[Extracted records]
-=-=-=-=-
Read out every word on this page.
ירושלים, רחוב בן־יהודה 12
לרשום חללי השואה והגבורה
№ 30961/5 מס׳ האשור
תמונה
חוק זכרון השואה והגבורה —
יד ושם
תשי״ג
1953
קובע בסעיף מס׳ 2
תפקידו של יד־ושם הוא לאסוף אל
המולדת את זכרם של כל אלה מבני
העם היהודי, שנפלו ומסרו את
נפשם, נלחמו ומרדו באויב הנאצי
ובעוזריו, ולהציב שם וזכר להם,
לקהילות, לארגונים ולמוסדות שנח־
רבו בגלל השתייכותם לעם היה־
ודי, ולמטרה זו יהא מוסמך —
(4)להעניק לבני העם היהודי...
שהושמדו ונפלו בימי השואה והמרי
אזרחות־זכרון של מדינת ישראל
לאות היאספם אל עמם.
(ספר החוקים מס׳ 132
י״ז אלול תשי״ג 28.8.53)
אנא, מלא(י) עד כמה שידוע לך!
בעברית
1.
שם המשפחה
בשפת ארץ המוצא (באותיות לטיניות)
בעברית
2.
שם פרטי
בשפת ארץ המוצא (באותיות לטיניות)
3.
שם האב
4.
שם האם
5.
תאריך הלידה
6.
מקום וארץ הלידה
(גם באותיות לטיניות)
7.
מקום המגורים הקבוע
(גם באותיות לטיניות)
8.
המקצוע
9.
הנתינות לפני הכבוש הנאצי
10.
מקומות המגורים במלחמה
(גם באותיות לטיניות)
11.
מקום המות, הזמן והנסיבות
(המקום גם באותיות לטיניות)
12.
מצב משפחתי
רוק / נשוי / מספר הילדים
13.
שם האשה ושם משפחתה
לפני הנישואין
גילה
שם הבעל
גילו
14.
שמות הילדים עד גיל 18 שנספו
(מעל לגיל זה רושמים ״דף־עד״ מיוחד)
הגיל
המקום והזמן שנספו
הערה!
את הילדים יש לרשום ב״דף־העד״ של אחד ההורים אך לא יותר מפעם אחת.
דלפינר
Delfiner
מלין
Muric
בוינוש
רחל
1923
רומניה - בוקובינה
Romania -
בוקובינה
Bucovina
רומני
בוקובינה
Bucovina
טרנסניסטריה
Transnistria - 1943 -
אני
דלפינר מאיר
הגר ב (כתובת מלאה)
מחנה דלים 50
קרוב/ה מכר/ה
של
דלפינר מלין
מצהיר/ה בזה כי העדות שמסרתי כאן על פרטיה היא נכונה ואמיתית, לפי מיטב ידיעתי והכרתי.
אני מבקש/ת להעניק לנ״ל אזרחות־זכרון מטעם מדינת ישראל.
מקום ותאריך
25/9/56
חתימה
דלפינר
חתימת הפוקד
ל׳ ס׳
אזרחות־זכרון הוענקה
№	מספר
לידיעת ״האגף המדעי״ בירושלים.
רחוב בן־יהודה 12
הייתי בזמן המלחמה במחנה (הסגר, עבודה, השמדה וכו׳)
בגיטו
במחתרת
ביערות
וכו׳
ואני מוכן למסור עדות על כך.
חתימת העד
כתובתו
-=-=-=-=-
Exercise requirements:
Every record should be given again exactly.

Exercise response:
Read out every word on this page.
ירושלים, רחוב בן־יהודה 12
לרשום חללי השואה והגבורה
№ 30961/5 מס׳ האשור
תמונה
חוק זכרון השואה והגבורה —
יד ושם
תשי״ג
1953
קובע בסעיף מס׳ 2
תפקידו של יד־ושם הוא לאסוף אל
המולדת את זכרם של כל אלה מבני
העם היהודי, שנפלו ומסרו את
נפשם, נלחמו ומרדו באויב הנאצי
ובעוזריו, ולהציב שם וזכר להם,
לקהילות, לארגונים ולמוסדות שנח־
רבו בגלל השתייכותם לעם היה־
ודי, ולמטרה זו יהא מוסמך —
(4)להעניק לבני העם היהודי...
שהושמדו ונפלו בימי השואה והמרי
אזרחות־זכרון של מדינת ישראל
לאות היאספם אל עמם.
(ספר החוקים מס׳ 132
י״ז אלול תשי״ג 28.8.53)
אנא, מלא(י) עד כמה שידוע לך!
בעברית
1.
שם המשפחה
בשפת ארץ המוצא (באותיות לטיניות)
בעברית
2.
שם פרטי
בשפת ארץ המוצא (באותיות לטיניות)
3.
שם האב
4.
שם האם
5.
תאריך הלידה
6.
מקום וארץ הלידה
(גם באותיות לטיניות)
7.
מקום המגורים הקבוע
(גם באותיות לטיניות)
8.
המקצוע
9.
הנתינות לפני הכבוש הנאצי
10.
מקומות המגורים במלחמה
(גם באותיות לטיניות)
11.
מקום המות, הזמן והנסיבות
(המקום גם באותיות לטיניות)
12.
מצב משפחתי
רוק / נשוי / מספר הילדים
13.
שם האשה ושם משפחתה
לפני הנישואין
גילה
שם הבעל
גילו
14.
שמות הילדים עד גיל 18 שנספו
(מעל לגיל זה רושמים ״דף־עד״ מיוחד)
הגיל
המקום והזמן שנספו
הערה!
את הילדים יש לרשום ב״דף־העד״ של אחד ההורים אך לא יותר מפעם אחת.
דלפינר
Delfiner
מלין
Muric
בוינוש
רחל
1923
רומניה - בוקובינה
Romania -
בוקובינה
Bucovina
רומני
בוקובינה
Bucovina
טרנסניסטריה
Transnistria - 1943 -
אני
דלפינר מאיר
הגר ב (כתובת מלאה)
מחנה דלים 50
קרוב/ה מכר/ה
של
דלפינר מלין
מצהיר/ה בזה כי העדות שמסרתי כאן על פרטיה היא נכונה ואמיתית, לפי מיטב ידיעתי והכרתי.
אני מבקש/ת להעניק לנ״ל אזרחות־זכרון מטעם מדינת ישראל.
מקום ותאריך
25/9/56
חתימה
דלפינר
חתימת הפוקד
ל׳ ס׳
אזרחות־זכרון הוענקה
№	מספר
לידיעת ״האגף המדעי״ בירושלים.
רחוב בן־יהודה 12
הייתי בזמן המלחמה במחנה (הסגר, עבודה, השמדה וכו׳)
בגיטו
במחתרת
ביערות
וכו׳
ואני מוכן למסור עדות על כך.
חתימת העד
כתובתו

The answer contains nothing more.